[Stored items]
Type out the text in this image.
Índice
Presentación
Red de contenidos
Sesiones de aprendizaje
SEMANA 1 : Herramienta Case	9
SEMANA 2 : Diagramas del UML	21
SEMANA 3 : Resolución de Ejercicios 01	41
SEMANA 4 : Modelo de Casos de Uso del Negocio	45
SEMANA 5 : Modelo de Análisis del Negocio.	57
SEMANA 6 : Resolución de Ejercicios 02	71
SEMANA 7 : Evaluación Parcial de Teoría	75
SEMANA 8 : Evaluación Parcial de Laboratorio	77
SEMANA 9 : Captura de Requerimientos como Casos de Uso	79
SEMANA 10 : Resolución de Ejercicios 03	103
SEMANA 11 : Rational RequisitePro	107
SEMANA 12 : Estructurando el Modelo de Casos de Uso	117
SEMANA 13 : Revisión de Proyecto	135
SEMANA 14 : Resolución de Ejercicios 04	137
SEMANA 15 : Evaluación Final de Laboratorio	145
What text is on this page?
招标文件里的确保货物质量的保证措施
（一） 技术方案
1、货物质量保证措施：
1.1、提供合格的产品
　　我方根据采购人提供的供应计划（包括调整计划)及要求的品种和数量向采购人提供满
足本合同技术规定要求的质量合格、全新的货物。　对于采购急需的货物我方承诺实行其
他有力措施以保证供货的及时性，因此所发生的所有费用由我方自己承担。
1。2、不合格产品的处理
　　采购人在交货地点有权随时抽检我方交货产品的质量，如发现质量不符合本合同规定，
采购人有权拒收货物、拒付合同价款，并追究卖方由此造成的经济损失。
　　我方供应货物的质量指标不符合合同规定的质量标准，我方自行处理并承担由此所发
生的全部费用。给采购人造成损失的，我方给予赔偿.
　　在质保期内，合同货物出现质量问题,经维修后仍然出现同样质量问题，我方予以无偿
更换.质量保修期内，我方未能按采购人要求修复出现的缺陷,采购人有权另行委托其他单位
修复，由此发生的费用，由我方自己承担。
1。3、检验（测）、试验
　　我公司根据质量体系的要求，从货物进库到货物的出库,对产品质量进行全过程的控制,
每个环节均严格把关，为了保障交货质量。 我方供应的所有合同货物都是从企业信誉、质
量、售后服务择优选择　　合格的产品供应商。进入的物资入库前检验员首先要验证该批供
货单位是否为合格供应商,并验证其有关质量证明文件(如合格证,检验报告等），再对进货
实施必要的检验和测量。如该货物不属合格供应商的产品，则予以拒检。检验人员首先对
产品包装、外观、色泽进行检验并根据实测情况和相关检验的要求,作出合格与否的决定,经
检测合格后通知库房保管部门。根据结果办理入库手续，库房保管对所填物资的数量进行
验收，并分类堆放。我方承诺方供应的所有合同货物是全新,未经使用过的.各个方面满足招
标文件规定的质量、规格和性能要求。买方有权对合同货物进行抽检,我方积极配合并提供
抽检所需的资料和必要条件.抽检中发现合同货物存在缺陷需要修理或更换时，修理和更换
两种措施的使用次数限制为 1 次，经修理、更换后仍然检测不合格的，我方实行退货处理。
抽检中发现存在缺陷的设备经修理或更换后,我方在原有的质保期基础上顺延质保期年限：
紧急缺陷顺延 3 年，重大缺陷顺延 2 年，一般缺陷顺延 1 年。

--- WORK REQUIRED ---
Give an exact copy of all the data shown above.

--- RIGHT ANSWER ---
Type out the text in this image.
Índice
Presentación
Red de contenidos
Sesiones de aprendizaje
SEMANA 1 : Herramienta Case	9
SEMANA 2 : Diagramas del UML	21
SEMANA 3 : Resolución de Ejercicios 01	41
SEMANA 4 : Modelo de Casos de Uso del Negocio	45
SEMANA 5 : Modelo de Análisis del Negocio.	57
SEMANA 6 : Resolución de Ejercicios 02	71
SEMANA 7 : Evaluación Parcial de Teoría	75
SEMANA 8 : Evaluación Parcial de Laboratorio	77
SEMANA 9 : Captura de Requerimientos como Casos de Uso	79
SEMANA 10 : Resolución de Ejercicios 03	103
SEMANA 11 : Rational RequisitePro	107
SEMANA 12 : Estructurando el Modelo de Casos de Uso	117
SEMANA 13 : Revisión de Proyecto	135
SEMANA 14 : Resolución de Ejercicios 04	137
SEMANA 15 : Evaluación Final de Laboratorio	145
What text is on this page?
招标文件里的确保货物质量的保证措施
（一） 技术方案
1、货物质量保证措施：
1.1、提供合格的产品
　　我方根据采购人提供的供应计划（包括调整计划)及要求的品种和数量向采购人提供满
足本合同技术规定要求的质量合格、全新的货物。　对于采购急需的货物我方承诺实行其
他有力措施以保证供货的及时性，因此所发生的所有费用由我方自己承担。
1。2、不合格产品的处理
　　采购人在交货地点有权随时抽检我方交货产品的质量，如发现质量不符合本合同规定，
采购人有权拒收货物、拒付合同价款，并追究卖方由此造成的经济损失。
　　我方供应货物的质量指标不符合合同规定的质量标准，我方自行处理并承担由此所发
生的全部费用。给采购人造成损失的，我方给予赔偿.
　　在质保期内，合同货物出现质量问题,经维修后仍然出现同样质量问题，我方予以无偿
更换.质量保修期内，我方未能按采购人要求修复出现的缺陷,采购人有权另行委托其他单位
修复，由此发生的费用，由我方自己承担。
1。3、检验（测）、试验
　　我公司根据质量体系的要求，从货物进库到货物的出库,对产品质量进行全过程的控制,
每个环节均严格把关，为了保障交货质量。 我方供应的所有合同货物都是从企业信誉、质
量、售后服务择优选择　　合格的产品供应商。进入的物资入库前检验员首先要验证该批供
货单位是否为合格供应商,并验证其有关质量证明文件(如合格证,检验报告等），再对进货
实施必要的检验和测量。如该货物不属合格供应商的产品，则予以拒检。检验人员首先对
产品包装、外观、色泽进行检验并根据实测情况和相关检验的要求,作出合格与否的决定,经
检测合格后通知库房保管部门。根据结果办理入库手续，库房保管对所填物资的数量进行
验收，并分类堆放。我方承诺方供应的所有合同货物是全新,未经使用过的.各个方面满足招
标文件规定的质量、规格和性能要求。买方有权对合同货物进行抽检,我方积极配合并提供
抽检所需的资料和必要条件.抽检中发现合同货物存在缺陷需要修理或更换时，修理和更换
两种措施的使用次数限制为 1 次，经修理、更换后仍然检测不合格的，我方实行退货处理。
抽检中发现存在缺陷的设备经修理或更换后,我方在原有的质保期基础上顺延质保期年限：
紧急缺陷顺延 3 年，重大缺陷顺延 2 年，一般缺陷顺延 1 年。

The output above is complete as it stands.